За что воюют украинские и российские военные: размышления ветерана Второй чеченской
…Только 12 марта в клинические больницы Донецка было доставлено 23 тела убитых под Авдеевкой «ополченца». И 34 раненных. Ополченцев ли? Местные блогеры пишут, что это давно уже регулярные российские части. Только изредка на улицах города можно увидеть какого-то залетного "ополченца", вырвавшегося из какого-то дальнего блокпоста. Город наводнили русские военные.
Большинство из них – уже зрелого возраста, 45-50 лет. Они ездят на дорогих машинах с российскими номерами. И их в Донецке достаточно много…
Автор: Дмитрий Флорин, российский журналист, УКРИНФОРМ
Солдаты – они и по одну, и по другую сторону фронта, который называется «линией размежевания». Только солдат, который идет на войну в форме с украинским шевроном знает, за что он воюет. Знает он, знает его семья, друзья, соседи, люди на улице, знает каждый украинец. Могут быть разные мнения относительно этой войны, способов ее ведения и целесообразности, но отношение к своим военным остается неизменным – эти люди действительно защищают страну.
Это то, чего нет в российской армии, и никогда не было. Потому что войны последних лет, развязанные Кремлем – позор и предательство своих же солдат. И если украинский военный на передовой – защитник страны и населения, то российский – кремлевский наемник и оккупант.
СПАСИБО ВАМ!
На станции в вагон Интерсити зашел мужик в военной форме. В связи с событиями последних двух лет – обыденное дело. На военную форму уже мало кто реагирует, да и не все могут по внешним признакам различить – это активист какой-то патриотической организации, «воюющий», в основном, на митингах и соцсетях, или же это солдат, возвращающийся с фронта.
Глядя на этого человека, севшего в кресло неподалеку от меня, я сразу узнал в нем ветерана. По взгляду. Знаю этот взгляд побывавшего в аду и вернувшегося назад, глядящего на все вокруг иначе, с осознанием цены «обычной» мирной жизни. Он смотрит на все происходящее, как на рай и очень остро реагирует на любой негатив, будь то чье-то хамство, брошенная на пешеходном переходе машина или горы мусора на месте проведенных пикников.
Все люди вокруг – свои, он же за них воевал, значит, все вместе. И ему кажется, что все вокруг так же как и он радуются просто тому, что можно дышать и спокойно ходить, не опасаясь выстрелов.
◇ ◇ ◇ ◇
Задание 1: Перепишите без изменений отрезок строк данных от первой строки до строки, содержащей «games-label: 总场次 — [176, 238, 225, 257]», включительно.
Статья и строки данных происходят из разных, никак не связанных между собой источников.
◇ ◇ ◇ ◇
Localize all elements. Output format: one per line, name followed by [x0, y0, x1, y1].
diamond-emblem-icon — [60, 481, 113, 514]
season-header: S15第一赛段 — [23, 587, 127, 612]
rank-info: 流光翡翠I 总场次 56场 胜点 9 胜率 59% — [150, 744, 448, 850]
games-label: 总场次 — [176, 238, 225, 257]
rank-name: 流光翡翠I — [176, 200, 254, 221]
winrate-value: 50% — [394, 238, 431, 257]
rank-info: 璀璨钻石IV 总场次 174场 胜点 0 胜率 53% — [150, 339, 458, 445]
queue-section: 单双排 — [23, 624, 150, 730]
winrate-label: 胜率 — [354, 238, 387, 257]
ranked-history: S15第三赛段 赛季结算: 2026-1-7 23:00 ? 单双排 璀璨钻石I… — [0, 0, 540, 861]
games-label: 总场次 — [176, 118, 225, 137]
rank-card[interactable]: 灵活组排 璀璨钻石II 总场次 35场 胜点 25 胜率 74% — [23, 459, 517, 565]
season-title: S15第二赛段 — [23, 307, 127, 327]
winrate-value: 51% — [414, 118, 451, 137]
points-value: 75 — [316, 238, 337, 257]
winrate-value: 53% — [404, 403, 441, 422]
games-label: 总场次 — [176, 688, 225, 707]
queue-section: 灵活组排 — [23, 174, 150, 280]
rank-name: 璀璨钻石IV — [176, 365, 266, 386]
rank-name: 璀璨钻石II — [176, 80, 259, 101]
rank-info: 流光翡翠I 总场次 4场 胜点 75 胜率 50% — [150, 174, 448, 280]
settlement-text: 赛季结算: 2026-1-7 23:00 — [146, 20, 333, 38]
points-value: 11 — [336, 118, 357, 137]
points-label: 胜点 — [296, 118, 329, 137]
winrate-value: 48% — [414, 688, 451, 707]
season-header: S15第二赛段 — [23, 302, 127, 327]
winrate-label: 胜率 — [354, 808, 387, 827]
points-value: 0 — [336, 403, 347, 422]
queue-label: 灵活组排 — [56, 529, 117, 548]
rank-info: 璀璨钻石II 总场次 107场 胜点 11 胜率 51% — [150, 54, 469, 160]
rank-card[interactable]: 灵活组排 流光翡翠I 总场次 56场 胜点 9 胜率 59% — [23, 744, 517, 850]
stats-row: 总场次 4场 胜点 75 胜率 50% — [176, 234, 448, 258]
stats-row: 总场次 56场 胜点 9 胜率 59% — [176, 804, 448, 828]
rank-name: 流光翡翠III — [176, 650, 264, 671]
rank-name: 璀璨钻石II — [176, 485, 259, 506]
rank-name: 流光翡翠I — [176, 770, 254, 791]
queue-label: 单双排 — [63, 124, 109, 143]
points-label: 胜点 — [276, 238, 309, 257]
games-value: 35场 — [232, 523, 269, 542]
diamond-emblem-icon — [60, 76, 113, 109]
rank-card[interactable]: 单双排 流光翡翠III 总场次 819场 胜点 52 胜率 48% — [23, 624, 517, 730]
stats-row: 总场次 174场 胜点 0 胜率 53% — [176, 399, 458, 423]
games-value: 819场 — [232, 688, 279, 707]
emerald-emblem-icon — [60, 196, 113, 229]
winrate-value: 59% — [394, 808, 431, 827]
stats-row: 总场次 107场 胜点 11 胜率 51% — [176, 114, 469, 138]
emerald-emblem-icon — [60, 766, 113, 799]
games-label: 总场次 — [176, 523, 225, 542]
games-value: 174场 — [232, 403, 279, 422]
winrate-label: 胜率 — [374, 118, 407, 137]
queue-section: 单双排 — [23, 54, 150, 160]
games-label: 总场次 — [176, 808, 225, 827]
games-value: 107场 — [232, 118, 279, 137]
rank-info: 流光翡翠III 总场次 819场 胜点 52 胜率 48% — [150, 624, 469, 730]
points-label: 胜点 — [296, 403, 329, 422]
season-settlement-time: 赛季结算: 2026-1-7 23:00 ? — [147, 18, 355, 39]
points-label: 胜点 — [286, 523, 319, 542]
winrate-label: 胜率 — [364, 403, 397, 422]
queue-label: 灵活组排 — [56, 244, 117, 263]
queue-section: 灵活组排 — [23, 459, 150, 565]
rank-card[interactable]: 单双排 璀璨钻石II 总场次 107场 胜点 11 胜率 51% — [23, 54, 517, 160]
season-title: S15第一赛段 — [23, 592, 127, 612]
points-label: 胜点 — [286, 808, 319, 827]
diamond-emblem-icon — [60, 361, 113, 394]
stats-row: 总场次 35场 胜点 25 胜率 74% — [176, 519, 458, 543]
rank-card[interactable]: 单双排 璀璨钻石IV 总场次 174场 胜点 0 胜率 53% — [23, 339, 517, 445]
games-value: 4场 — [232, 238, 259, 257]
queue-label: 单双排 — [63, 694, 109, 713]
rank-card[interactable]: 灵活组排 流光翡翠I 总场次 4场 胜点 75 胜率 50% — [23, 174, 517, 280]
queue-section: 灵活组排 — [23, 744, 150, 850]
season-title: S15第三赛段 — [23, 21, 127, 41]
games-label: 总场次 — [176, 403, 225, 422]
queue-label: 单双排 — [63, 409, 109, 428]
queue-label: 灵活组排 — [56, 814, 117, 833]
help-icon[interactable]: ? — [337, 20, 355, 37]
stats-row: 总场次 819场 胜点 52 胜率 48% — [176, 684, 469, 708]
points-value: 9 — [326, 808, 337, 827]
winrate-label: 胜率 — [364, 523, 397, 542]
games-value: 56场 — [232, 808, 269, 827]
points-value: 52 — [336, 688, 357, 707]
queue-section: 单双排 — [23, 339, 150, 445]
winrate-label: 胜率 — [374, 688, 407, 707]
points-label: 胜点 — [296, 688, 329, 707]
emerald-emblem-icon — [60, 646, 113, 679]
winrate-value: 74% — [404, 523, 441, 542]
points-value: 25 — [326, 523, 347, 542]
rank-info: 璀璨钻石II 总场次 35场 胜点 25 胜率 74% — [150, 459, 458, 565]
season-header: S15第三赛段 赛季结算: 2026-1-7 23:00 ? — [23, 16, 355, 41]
◇ ◇ ◇ ◇
Задание 2: Напишите продолжение статьи о том, за что воюют украинские и российские военные, начиная сразу после ее последнего предложения.

Ответ 1:
Localize all elements. Output format: one per line, name followed by [x0, y0, x1, y1].
diamond-emblem-icon — [60, 481, 113, 514]
season-header: S15第一赛段 — [23, 587, 127, 612]
rank-info: 流光翡翠I 总场次 56场 胜点 9 胜率 59% — [150, 744, 448, 850]
games-label: 总场次 — [176, 238, 225, 257]

Ответ 2:
Именно из-за этого ощущения «вокруг все свои», как на передовой в одном блиндаже, он так же себя и ведет. Чтобы разбить неловкую тишину, возникшую среди сидящих с ним рядом, он начал рассказывать им про себя.
Рассказ был длинный, из него мы узнали, что на фронте он был уже не первый раз, и сейчас он находился там 9 месяцев. Жена родила ему сына, пока был на войне. Ребенка он еще ни разу не видел. Детей очень любит, проходя по вагону, видя где-то ребятишек, он останавливался и начинал играться с ними. Обшаривал свои карманы, бегал обыскивать бушлат и рюкзак, чтобы найти что-нибудь в подарок детям. Потом тихо ругался на себя: «взял и раздал уже все, дурак».
Он рассказывал про войну, про Дебальцево, про то, как погибали его сослуживцы, про то, что жаль, что так долго собирались, надо было в Донецк входить уже давно, про сны, в которых все о доме, про мирных жителей в тех местах, где он воевал, про то, что никак не может понять – никто не хочет войны, но война все равно происходит. Как будто ее кто-то включает.
Парню в соседнем кресле, заинтересовавшемуся фотографиями в его телефоне, этот солдат показывал и рассказывал о войне, как лектор. Только лектор, который хорошо знает предмет, но сам предмет ненавидит.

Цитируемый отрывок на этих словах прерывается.